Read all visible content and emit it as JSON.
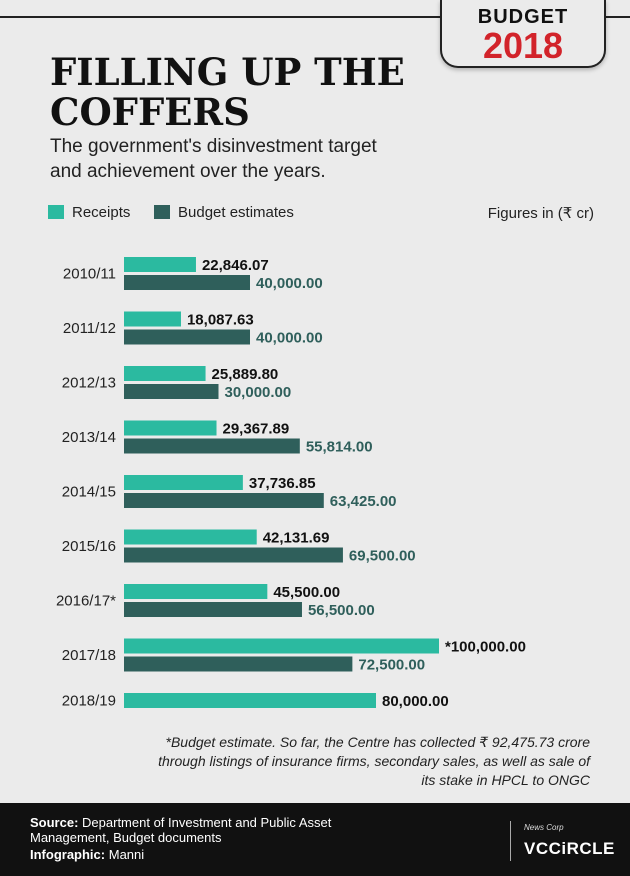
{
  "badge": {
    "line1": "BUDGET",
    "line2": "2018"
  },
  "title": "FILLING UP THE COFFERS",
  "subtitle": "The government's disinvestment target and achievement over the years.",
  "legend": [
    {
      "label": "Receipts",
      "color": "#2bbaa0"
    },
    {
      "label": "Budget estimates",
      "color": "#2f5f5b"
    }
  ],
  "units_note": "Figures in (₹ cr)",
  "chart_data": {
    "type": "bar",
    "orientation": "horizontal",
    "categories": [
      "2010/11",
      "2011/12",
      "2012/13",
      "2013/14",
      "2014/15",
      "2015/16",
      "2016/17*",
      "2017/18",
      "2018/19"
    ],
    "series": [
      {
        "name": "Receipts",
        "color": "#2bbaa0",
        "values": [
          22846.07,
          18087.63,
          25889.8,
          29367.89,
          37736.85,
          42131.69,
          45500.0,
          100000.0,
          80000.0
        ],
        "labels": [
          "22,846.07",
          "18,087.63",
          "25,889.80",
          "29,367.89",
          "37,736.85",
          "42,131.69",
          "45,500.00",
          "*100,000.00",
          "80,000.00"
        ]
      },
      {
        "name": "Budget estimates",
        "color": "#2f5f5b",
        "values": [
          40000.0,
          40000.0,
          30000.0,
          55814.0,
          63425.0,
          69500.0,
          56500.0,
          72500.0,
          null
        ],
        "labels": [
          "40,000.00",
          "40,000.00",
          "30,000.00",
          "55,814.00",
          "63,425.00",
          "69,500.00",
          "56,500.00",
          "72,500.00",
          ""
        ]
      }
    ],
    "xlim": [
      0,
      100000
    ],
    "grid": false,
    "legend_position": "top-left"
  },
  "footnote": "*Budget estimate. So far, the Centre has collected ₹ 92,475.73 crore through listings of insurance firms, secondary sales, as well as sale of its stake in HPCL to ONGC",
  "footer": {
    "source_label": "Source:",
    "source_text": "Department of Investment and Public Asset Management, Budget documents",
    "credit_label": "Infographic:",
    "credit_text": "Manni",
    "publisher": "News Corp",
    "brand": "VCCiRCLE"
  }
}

◆ ◆ ◆ ◆ ◆ ◆ ◆

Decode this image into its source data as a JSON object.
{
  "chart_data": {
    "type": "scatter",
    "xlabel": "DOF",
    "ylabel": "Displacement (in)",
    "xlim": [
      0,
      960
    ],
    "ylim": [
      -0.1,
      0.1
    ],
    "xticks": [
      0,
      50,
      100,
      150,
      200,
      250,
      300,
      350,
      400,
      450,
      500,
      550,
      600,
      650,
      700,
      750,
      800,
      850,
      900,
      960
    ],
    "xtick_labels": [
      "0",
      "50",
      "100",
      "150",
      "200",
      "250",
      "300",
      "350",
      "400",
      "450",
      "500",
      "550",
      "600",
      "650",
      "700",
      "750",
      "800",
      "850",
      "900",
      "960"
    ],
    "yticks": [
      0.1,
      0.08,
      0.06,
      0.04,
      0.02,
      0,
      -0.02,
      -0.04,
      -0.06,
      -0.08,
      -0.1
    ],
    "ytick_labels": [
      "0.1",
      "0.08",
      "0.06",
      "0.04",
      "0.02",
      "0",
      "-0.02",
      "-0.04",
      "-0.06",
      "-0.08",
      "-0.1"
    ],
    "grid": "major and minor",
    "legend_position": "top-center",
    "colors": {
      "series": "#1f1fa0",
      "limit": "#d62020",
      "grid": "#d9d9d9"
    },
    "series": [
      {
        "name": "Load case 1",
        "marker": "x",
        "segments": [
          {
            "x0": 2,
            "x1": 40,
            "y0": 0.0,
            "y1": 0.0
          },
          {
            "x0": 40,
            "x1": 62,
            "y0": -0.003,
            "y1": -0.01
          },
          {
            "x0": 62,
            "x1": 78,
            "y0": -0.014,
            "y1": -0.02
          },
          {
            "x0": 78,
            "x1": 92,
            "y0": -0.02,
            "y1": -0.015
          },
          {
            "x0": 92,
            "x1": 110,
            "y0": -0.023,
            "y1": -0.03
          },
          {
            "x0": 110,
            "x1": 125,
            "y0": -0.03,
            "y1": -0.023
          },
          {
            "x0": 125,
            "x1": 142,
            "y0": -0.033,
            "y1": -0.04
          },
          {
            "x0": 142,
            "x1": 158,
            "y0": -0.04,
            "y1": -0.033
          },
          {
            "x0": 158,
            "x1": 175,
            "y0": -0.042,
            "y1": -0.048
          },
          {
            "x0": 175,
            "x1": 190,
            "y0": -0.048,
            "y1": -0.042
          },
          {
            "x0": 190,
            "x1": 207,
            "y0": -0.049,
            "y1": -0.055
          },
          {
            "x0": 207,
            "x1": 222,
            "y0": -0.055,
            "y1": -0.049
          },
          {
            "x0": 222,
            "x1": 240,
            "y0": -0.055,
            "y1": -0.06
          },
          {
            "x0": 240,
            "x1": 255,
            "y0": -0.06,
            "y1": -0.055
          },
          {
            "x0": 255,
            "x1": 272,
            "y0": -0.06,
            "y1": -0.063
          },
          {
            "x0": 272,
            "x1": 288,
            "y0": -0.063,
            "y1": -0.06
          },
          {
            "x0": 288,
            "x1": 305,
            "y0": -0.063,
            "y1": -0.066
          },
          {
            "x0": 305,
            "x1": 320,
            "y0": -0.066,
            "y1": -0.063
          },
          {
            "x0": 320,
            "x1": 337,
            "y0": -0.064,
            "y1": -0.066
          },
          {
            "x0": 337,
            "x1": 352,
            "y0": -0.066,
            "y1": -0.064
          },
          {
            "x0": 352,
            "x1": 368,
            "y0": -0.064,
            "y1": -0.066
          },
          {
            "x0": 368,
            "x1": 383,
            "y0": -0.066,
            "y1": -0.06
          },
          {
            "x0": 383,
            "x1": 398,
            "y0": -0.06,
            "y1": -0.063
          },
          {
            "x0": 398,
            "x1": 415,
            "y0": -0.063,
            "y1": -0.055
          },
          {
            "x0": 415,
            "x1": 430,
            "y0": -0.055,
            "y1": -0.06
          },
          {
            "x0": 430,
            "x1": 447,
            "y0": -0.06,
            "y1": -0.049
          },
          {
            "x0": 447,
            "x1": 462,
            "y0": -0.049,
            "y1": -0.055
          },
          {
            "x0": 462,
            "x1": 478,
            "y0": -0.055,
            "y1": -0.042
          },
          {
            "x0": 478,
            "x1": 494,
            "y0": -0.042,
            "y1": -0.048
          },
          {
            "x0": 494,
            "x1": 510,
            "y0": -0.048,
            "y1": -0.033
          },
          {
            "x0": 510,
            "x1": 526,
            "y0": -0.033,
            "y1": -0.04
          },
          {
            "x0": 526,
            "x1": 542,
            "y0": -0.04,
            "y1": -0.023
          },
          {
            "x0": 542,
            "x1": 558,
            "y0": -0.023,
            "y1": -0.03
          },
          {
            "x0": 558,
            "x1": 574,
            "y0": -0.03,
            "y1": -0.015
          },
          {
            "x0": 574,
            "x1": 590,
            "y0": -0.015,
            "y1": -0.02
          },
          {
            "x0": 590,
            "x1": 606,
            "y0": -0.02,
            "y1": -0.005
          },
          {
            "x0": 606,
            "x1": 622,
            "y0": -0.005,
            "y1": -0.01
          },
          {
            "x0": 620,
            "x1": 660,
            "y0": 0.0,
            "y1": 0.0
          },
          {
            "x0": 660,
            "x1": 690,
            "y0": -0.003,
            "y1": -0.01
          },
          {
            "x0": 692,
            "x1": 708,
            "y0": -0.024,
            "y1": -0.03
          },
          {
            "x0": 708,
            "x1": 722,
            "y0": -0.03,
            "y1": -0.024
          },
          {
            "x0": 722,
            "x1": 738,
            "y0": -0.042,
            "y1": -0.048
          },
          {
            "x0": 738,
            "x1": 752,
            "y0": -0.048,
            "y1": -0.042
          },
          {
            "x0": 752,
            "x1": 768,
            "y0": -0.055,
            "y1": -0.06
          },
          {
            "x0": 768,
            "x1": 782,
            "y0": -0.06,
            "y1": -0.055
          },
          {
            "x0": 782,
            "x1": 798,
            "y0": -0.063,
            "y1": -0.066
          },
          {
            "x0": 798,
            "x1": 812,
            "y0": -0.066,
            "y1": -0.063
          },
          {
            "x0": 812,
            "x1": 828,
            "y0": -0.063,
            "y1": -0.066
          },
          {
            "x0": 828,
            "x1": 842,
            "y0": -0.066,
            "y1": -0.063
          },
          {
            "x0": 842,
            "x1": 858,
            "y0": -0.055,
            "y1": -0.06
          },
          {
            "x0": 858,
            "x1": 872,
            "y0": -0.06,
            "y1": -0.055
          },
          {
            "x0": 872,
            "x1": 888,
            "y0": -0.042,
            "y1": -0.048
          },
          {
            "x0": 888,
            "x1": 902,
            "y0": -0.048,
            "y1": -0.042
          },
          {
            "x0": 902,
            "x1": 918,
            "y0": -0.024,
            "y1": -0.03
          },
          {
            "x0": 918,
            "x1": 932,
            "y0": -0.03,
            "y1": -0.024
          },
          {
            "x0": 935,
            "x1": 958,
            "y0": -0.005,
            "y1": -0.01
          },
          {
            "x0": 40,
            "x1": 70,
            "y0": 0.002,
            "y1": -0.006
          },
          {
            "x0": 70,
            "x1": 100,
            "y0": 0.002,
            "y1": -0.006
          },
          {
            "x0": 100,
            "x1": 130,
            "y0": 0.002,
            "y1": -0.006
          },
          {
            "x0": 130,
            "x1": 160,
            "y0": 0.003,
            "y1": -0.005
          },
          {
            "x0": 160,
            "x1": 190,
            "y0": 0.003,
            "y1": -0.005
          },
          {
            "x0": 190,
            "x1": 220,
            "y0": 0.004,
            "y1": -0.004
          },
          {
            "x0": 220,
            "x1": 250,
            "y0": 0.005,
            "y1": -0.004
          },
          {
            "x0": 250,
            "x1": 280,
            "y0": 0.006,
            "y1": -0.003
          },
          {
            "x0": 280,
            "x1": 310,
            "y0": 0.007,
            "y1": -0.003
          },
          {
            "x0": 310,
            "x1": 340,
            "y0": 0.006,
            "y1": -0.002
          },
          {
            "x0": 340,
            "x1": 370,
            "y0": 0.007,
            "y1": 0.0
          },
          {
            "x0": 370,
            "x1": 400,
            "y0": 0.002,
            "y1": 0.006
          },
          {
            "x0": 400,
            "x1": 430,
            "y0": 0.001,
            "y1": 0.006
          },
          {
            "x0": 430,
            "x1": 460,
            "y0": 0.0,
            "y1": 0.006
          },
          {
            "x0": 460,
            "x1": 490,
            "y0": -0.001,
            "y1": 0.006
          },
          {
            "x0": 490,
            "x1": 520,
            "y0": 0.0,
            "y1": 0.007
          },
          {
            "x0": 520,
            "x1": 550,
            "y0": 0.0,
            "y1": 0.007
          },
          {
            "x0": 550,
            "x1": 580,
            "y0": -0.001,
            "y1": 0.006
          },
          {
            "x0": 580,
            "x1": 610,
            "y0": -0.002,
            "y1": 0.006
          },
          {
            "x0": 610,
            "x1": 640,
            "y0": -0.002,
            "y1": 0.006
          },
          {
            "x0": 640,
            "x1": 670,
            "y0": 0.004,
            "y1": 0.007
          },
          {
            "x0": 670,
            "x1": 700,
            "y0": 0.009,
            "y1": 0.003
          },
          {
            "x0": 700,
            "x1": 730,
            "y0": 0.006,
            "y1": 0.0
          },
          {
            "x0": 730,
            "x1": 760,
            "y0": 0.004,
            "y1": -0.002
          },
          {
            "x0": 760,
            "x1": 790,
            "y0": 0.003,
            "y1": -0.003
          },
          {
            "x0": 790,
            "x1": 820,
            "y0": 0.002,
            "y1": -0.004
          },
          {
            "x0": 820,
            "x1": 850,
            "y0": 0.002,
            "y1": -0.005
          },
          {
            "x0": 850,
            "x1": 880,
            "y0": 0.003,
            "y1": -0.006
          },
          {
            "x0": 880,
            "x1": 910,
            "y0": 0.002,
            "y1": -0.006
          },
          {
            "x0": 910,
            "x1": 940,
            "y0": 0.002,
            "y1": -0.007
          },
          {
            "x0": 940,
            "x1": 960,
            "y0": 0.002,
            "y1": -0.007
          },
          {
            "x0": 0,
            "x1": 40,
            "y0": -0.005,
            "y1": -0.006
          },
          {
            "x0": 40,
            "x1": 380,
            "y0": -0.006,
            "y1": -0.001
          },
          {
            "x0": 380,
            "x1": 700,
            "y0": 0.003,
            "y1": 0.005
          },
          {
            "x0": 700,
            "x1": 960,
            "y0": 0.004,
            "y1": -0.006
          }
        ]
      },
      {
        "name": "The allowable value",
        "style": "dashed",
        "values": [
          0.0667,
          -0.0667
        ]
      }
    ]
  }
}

◆ ◆ ◆ ◆ ◆ ◆ ◆

• _WHAT YOU SHOULD DO_
Locate each line containing the string "JSON" and show it.

• _RESULT OF THE EXERCISE_
Read all visible content and emit it as JSON.
Decode this image into its source data as a JSON object.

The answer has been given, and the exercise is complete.